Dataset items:

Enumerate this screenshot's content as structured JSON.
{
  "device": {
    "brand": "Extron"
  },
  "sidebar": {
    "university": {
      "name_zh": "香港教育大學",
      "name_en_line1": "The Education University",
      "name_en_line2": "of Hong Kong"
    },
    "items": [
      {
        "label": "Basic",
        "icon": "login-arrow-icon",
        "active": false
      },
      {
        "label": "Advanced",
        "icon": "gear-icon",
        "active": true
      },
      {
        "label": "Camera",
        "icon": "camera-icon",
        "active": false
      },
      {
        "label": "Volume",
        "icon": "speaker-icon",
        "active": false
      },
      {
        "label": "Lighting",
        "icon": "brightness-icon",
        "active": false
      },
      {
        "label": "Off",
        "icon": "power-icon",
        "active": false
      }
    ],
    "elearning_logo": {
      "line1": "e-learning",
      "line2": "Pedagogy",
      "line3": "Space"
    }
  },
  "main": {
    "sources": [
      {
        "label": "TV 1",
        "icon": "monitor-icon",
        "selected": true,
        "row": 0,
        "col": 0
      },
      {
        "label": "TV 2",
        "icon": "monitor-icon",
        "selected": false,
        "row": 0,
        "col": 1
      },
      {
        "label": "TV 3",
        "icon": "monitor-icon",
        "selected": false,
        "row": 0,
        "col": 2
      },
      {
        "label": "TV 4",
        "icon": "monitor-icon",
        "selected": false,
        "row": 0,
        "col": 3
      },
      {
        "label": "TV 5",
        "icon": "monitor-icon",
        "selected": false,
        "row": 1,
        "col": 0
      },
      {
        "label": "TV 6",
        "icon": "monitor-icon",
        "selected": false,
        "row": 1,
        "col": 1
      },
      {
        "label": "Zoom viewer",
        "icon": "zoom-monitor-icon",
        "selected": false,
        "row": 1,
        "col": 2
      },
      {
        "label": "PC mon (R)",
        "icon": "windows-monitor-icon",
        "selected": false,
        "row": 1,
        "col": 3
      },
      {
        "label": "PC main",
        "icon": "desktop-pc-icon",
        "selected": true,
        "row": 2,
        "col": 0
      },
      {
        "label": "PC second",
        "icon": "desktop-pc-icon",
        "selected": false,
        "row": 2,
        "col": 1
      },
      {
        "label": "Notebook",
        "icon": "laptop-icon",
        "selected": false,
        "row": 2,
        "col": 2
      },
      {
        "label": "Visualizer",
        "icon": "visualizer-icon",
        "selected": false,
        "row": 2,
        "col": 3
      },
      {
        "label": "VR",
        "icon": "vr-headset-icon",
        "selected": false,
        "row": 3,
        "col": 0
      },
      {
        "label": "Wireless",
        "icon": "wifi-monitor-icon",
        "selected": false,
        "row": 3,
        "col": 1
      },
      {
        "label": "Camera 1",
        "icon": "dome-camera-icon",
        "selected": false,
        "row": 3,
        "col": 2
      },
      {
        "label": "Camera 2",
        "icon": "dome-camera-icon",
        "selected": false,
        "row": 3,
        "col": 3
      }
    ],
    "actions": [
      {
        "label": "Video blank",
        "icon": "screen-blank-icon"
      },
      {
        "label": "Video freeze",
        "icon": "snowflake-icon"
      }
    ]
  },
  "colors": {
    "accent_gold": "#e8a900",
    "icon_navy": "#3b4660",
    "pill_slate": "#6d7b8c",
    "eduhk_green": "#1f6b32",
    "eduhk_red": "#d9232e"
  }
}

_WHAT THIS TASK INVOLVES_: Show the lines of the records that contain the word "Video".

_COMPLETE ANSWER_:
        "label": "Video blank",
        "label": "Video freeze",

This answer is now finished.